*EXCERPTED DATA:*
>>
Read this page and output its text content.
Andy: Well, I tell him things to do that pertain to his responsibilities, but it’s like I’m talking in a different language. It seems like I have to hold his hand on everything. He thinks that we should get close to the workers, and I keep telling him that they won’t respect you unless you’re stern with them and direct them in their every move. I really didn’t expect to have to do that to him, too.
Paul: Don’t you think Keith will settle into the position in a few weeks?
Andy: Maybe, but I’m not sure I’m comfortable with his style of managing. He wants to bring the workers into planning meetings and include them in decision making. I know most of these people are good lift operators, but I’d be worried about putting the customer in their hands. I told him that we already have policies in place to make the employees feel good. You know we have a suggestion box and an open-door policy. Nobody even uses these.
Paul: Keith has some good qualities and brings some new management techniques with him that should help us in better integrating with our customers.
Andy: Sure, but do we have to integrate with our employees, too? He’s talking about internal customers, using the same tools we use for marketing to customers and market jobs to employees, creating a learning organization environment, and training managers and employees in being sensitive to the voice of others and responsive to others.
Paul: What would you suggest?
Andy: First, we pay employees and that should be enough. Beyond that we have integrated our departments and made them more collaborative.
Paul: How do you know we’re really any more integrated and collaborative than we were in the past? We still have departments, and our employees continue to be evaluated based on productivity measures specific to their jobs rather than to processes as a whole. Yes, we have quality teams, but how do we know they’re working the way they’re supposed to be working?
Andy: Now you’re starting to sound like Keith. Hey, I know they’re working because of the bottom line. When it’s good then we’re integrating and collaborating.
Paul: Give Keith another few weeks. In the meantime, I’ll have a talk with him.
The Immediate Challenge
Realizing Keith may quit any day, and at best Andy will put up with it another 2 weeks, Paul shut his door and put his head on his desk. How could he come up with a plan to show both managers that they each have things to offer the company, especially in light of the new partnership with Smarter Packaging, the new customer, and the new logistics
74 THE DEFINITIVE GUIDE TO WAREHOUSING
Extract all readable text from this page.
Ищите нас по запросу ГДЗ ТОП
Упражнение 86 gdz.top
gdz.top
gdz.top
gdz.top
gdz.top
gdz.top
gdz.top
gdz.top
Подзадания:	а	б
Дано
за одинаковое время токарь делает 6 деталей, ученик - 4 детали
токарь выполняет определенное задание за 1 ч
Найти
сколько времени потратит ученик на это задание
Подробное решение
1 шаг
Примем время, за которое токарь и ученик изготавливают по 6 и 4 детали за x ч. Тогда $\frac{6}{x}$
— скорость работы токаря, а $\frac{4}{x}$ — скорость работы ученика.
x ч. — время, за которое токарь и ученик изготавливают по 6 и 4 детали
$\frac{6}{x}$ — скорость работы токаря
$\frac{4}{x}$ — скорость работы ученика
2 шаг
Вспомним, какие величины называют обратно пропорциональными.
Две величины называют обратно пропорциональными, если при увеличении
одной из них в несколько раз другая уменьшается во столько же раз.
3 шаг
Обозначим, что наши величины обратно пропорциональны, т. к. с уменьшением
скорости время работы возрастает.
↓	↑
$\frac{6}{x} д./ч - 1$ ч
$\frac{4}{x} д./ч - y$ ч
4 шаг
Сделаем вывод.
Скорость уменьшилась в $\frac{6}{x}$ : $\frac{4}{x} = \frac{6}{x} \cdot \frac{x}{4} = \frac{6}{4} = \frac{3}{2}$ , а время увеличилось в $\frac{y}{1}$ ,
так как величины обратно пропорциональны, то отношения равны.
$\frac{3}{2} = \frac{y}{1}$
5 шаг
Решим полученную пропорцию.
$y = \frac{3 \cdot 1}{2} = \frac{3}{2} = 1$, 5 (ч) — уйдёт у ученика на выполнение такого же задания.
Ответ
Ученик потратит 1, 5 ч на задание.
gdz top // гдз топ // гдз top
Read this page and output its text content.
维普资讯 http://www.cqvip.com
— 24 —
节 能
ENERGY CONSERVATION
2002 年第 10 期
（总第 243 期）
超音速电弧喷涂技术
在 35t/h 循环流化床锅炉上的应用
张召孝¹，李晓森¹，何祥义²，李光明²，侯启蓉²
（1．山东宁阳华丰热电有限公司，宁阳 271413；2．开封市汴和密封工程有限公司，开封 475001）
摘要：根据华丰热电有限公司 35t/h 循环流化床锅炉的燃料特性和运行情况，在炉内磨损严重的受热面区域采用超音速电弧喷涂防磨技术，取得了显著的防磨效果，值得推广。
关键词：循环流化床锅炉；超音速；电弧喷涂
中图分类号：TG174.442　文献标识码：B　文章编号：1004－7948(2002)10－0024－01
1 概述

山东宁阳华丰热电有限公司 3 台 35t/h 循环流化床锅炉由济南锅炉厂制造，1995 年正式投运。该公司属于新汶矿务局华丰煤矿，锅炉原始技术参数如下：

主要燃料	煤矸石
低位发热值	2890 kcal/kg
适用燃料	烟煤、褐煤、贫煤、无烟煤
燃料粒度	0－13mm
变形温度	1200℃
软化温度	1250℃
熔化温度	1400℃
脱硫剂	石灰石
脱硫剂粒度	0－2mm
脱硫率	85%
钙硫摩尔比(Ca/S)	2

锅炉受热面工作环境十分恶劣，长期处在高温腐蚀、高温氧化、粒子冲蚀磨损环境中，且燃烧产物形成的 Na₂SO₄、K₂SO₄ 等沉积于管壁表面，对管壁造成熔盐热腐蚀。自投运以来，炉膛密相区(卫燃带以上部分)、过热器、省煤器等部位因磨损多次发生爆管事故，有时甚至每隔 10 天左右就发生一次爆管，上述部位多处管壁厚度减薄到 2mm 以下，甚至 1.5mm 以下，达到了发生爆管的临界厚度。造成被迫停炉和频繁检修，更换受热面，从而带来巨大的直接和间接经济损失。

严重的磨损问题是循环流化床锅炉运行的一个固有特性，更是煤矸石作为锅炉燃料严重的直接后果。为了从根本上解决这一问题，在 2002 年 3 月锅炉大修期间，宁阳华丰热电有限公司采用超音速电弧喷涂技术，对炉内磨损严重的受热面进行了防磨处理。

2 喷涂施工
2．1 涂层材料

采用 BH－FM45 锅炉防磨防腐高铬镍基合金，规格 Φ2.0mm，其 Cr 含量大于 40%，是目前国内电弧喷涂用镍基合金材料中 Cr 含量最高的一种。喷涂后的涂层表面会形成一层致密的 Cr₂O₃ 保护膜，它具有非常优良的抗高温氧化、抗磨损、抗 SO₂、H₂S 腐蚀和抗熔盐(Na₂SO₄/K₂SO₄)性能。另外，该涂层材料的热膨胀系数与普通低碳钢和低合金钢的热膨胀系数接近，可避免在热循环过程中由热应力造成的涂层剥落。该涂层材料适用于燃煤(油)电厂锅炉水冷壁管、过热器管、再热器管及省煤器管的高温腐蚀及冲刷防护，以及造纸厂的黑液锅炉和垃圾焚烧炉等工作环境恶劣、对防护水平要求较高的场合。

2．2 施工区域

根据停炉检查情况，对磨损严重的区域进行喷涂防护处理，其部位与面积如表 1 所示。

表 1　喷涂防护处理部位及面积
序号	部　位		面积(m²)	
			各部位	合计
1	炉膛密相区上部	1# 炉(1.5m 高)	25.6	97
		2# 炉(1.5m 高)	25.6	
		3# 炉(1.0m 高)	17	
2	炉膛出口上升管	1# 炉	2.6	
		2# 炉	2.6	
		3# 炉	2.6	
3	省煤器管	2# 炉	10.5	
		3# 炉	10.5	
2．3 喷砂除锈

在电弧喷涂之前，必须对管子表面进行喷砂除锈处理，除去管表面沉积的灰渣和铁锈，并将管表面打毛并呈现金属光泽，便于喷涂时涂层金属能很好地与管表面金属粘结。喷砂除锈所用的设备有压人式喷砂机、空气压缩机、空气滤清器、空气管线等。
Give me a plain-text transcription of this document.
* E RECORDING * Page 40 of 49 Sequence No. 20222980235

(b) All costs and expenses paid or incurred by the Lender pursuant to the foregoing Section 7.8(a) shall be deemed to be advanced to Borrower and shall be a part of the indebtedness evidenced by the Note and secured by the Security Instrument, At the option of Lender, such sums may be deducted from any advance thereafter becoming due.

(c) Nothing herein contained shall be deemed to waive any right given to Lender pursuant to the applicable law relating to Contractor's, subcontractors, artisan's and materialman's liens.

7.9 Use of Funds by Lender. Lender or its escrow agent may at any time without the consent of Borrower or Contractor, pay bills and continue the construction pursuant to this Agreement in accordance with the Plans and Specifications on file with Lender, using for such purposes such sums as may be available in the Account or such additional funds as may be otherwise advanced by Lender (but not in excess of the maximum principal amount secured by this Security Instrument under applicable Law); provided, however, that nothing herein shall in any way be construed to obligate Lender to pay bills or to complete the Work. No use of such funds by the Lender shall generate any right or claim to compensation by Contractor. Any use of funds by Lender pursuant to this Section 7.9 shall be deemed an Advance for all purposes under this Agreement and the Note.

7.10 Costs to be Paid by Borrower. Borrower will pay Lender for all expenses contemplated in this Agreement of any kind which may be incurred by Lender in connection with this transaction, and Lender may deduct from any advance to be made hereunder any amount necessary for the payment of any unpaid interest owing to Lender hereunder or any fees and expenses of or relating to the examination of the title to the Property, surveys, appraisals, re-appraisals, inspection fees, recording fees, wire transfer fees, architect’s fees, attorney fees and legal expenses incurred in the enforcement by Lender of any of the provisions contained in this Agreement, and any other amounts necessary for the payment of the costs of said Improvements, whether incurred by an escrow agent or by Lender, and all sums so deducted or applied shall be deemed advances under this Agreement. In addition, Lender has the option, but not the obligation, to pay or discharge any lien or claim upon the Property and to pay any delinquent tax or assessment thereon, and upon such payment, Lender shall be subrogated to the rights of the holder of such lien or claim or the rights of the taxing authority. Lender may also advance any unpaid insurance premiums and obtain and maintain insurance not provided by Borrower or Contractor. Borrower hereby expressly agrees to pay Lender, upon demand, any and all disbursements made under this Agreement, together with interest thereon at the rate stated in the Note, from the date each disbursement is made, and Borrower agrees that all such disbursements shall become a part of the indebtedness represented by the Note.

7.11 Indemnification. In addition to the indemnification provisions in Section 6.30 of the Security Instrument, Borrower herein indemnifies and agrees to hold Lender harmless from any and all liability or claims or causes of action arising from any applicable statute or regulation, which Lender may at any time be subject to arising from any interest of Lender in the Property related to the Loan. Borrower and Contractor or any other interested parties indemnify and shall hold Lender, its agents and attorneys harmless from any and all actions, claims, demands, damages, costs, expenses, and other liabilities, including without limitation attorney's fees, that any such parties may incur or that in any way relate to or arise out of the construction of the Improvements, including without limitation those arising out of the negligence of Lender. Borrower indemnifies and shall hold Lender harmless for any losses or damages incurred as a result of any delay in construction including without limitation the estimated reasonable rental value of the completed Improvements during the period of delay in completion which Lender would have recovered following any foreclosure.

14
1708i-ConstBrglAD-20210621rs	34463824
<<
*TO BE DONE:* Collect each line of the entries that has the word "things", copying it in full.

*THE ANSWER:*
Andy: Well, I tell him things to do that pertain to his responsibilities, but it’s like I’m talking in a different language. It seems like I have to hold his hand on everything. He thinks that we should get close to the workers, and I keep telling him that they won’t respect you unless you’re stern with them and direct them in their every move. I really didn’t expect to have to do that to him, too.
Realizing Keith may quit any day, and at best Andy will put up with it another 2 weeks, Paul shut his door and put his head on his desk. How could he come up with a plan to show both managers that they each have things to offer the company, especially in light of the new partnership with Smarter Packaging, the new customer, and the new logistics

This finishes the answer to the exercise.